Problem statement:
Here are some entries; quote each one exactly.

Items listed in a dataset:
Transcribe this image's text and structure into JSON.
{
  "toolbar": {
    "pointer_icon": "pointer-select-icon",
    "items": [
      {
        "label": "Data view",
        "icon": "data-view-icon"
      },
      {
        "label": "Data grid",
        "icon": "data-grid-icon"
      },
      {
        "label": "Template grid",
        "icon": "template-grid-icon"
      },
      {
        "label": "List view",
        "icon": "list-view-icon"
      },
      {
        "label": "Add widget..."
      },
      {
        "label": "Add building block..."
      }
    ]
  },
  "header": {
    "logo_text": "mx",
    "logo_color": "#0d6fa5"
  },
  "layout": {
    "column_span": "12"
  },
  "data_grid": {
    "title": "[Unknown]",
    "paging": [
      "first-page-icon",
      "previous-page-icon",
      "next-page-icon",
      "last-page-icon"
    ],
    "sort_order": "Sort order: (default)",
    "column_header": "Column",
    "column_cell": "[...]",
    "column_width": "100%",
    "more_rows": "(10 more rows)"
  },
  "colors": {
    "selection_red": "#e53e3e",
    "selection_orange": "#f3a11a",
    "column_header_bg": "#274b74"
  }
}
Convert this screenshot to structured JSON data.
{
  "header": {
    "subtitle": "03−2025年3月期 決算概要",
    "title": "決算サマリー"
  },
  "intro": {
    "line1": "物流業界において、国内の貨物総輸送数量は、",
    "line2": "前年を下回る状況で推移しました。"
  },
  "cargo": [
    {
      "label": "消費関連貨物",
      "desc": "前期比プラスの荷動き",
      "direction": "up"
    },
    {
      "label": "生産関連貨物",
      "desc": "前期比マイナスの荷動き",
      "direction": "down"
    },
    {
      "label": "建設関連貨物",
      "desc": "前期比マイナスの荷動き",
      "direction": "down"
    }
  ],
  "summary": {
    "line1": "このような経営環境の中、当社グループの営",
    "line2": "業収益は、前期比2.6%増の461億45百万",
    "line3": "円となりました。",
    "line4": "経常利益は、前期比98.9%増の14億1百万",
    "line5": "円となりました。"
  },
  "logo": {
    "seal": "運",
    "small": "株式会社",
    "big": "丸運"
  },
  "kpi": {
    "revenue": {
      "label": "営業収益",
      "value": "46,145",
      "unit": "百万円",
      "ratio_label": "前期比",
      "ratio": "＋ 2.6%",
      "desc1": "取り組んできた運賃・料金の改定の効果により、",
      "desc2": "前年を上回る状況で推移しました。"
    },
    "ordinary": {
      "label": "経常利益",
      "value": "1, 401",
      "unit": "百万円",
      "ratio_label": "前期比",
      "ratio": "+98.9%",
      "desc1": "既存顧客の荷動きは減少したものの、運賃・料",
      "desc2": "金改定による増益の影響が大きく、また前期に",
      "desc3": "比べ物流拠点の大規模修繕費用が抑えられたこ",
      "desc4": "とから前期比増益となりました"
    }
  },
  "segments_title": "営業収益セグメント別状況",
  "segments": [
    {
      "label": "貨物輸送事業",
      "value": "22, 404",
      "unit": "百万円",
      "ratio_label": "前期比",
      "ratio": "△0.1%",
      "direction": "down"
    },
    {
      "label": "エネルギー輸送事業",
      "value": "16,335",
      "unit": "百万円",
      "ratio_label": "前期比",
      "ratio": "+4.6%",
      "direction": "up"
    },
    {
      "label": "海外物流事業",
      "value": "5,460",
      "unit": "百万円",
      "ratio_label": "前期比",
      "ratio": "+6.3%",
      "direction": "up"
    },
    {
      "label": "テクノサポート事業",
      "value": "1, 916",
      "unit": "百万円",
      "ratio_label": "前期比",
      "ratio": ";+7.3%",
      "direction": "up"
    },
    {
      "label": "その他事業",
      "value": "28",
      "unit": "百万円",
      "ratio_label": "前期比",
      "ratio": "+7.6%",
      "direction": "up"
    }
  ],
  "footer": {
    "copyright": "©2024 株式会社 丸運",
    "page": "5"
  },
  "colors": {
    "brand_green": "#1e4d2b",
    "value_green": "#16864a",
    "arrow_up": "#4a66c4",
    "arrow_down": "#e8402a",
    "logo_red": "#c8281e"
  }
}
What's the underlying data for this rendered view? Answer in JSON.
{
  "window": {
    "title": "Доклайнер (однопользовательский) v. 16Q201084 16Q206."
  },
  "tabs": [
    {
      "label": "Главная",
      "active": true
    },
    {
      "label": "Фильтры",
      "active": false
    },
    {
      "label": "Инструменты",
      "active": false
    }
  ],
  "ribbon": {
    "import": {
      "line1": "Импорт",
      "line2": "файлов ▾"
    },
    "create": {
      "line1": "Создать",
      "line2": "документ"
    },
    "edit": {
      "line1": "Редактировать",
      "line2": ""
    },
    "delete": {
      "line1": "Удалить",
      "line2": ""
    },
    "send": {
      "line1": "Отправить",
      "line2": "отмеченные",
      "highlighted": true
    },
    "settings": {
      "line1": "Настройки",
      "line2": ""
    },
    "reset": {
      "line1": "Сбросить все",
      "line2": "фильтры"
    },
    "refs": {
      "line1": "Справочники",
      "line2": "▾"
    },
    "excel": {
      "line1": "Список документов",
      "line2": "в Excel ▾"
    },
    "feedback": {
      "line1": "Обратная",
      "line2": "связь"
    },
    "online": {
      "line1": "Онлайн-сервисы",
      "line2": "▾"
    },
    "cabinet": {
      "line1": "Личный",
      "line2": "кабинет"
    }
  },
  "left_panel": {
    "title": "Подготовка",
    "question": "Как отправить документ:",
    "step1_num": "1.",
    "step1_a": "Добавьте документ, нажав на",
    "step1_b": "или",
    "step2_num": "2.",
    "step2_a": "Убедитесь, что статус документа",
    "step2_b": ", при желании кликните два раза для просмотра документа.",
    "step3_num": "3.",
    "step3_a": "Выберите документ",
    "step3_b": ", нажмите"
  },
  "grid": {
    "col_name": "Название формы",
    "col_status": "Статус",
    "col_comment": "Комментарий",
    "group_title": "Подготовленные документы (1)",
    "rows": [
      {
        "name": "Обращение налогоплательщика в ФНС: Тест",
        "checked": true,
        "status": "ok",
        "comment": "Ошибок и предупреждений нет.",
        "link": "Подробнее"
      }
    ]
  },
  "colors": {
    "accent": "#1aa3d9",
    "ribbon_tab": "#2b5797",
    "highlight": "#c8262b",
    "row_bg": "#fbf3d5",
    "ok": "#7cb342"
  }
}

Result:
Transcribe this image's text and structure into JSON.
{
  "toolbar": {
    "pointer_icon": "pointer-select-icon",
    "items": [
      {
        "label": "Data view",
        "icon": "data-view-icon"
      },
      {
        "label": "Data grid",
        "icon": "data-grid-icon"
      },
      {
        "label": "Template grid",
        "icon": "template-grid-icon"
      },
      {
        "label": "List view",
        "icon": "list-view-icon"
      },
      {
        "label": "Add widget..."
      },
      {
        "label": "Add building block..."
      }
    ]
  },
  "header": {
    "logo_text": "mx",
    "logo_color": "#0d6fa5"
  },
  "layout": {
    "column_span": "12"
  },
  "data_grid": {
    "title": "[Unknown]",
    "paging": [
      "first-page-icon",
      "previous-page-icon",
      "next-page-icon",
      "last-page-icon"
    ],
    "sort_order": "Sort order: (default)",
    "column_header": "Column",
    "column_cell": "[...]",
    "column_width": "100%",
    "more_rows": "(10 more rows)"
  },
  "colors": {
    "selection_red": "#e53e3e",
    "selection_orange": "#f3a11a",
    "column_header_bg": "#274b74"
  }
}
Convert this screenshot to structured JSON data.
{
  "header": {
    "subtitle": "03−2025年3月期 決算概要",
    "title": "決算サマリー"
  },
  "intro": {
    "line1": "物流業界において、国内の貨物総輸送数量は、",
    "line2": "前年を下回る状況で推移しました。"
  },
  "cargo": [
    {
      "label": "消費関連貨物",
      "desc": "前期比プラスの荷動き",
      "direction": "up"
    },
    {
      "label": "生産関連貨物",
      "desc": "前期比マイナスの荷動き",
      "direction": "down"
    },
    {
      "label": "建設関連貨物",
      "desc": "前期比マイナスの荷動き",
      "direction": "down"
    }
  ],
  "summary": {
    "line1": "このような経営環境の中、当社グループの営",
    "line2": "業収益は、前期比2.6%増の461億45百万",
    "line3": "円となりました。",
    "line4": "経常利益は、前期比98.9%増の14億1百万",
    "line5": "円となりました。"
  },
  "logo": {
    "seal": "運",
    "small": "株式会社",
    "big": "丸運"
  },
  "kpi": {
    "revenue": {
      "label": "営業収益",
      "value": "46,145",
      "unit": "百万円",
      "ratio_label": "前期比",
      "ratio": "＋ 2.6%",
      "desc1": "取り組んできた運賃・料金の改定の効果により、",
      "desc2": "前年を上回る状況で推移しました。"
    },
    "ordinary": {
      "label": "経常利益",
      "value": "1, 401",
      "unit": "百万円",
      "ratio_label": "前期比",
      "ratio": "+98.9%",
      "desc1": "既存顧客の荷動きは減少したものの、運賃・料",
      "desc2": "金改定による増益の影響が大きく、また前期に",
      "desc3": "比べ物流拠点の大規模修繕費用が抑えられたこ",
      "desc4": "とから前期比増益となりました"
    }
  },
  "segments_title": "営業収益セグメント別状況",
  "segments": [
    {
      "label": "貨物輸送事業",
      "value": "22, 404",
      "unit": "百万円",
      "ratio_label": "前期比",
      "ratio": "△0.1%",
      "direction": "down"
    },
    {
      "label": "エネルギー輸送事業",
      "value": "16,335",
      "unit": "百万円",
      "ratio_label": "前期比",
      "ratio": "+4.6%",
      "direction": "up"
    },
    {
      "label": "海外物流事業",
      "value": "5,460",
      "unit": "百万円",
      "ratio_label": "前期比",
      "ratio": "+6.3%",
      "direction": "up"
    },
    {
      "label": "テクノサポート事業",
      "value": "1, 916",
      "unit": "百万円",
      "ratio_label": "前期比",
      "ratio": ";+7.3%",
      "direction": "up"
    },
    {
      "label": "その他事業",
      "value": "28",
      "unit": "百万円",
      "ratio_label": "前期比",
      "ratio": "+7.6%",
      "direction": "up"
    }
  ],
  "footer": {
    "copyright": "©2024 株式会社 丸運",
    "page": "5"
  },
  "colors": {
    "brand_green": "#1e4d2b",
    "value_green": "#16864a",
    "arrow_up": "#4a66c4",
    "arrow_down": "#e8402a",
    "logo_red": "#c8281e"
  }
}
What's the underlying data for this rendered view? Answer in JSON.
{
  "window": {
    "title": "Доклайнер (однопользовательский) v. 16Q201084 16Q206."
  },
  "tabs": [
    {
      "label": "Главная",
      "active": true
    },
    {
      "label": "Фильтры",
      "active": false
    },
    {
      "label": "Инструменты",
      "active": false
    }
  ],
  "ribbon": {
    "import": {
      "line1": "Импорт",
      "line2": "файлов ▾"
    },
    "create": {
      "line1": "Создать",
      "line2": "документ"
    },
    "edit": {
      "line1": "Редактировать",
      "line2": ""
    },
    "delete": {
      "line1": "Удалить",
      "line2": ""
    },
    "send": {
      "line1": "Отправить",
      "line2": "отмеченные",
      "highlighted": true
    },
    "settings": {
      "line1": "Настройки",
      "line2": ""
    },
    "reset": {
      "line1": "Сбросить все",
      "line2": "фильтры"
    },
    "refs": {
      "line1": "Справочники",
      "line2": "▾"
    },
    "excel": {
      "line1": "Список документов",
      "line2": "в Excel ▾"
    },
    "feedback": {
      "line1": "Обратная",
      "line2": "связь"
    },
    "online": {
      "line1": "Онлайн-сервисы",
      "line2": "▾"
    },
    "cabinet": {
      "line1": "Личный",
      "line2": "кабинет"
    }
  },
  "left_panel": {
    "title": "Подготовка",
    "question": "Как отправить документ:",
    "step1_num": "1.",
    "step1_a": "Добавьте документ, нажав на",
    "step1_b": "или",
    "step2_num": "2.",
    "step2_a": "Убедитесь, что статус документа",
    "step2_b": ", при желании кликните два раза для просмотра документа.",
    "step3_num": "3.",
    "step3_a": "Выберите документ",
    "step3_b": ", нажмите"
  },
  "grid": {
    "col_name": "Название формы",
    "col_status": "Статус",
    "col_comment": "Комментарий",
    "group_title": "Подготовленные документы (1)",
    "rows": [
      {
        "name": "Обращение налогоплательщика в ФНС: Тест",
        "checked": true,
        "status": "ok",
        "comment": "Ошибок и предупреждений нет.",
        "link": "Подробнее"
      }
    ]
  },
  "colors": {
    "accent": "#1aa3d9",
    "ribbon_tab": "#2b5797",
    "highlight": "#c8262b",
    "row_bg": "#fbf3d5",
    "ok": "#7cb342"
  }
}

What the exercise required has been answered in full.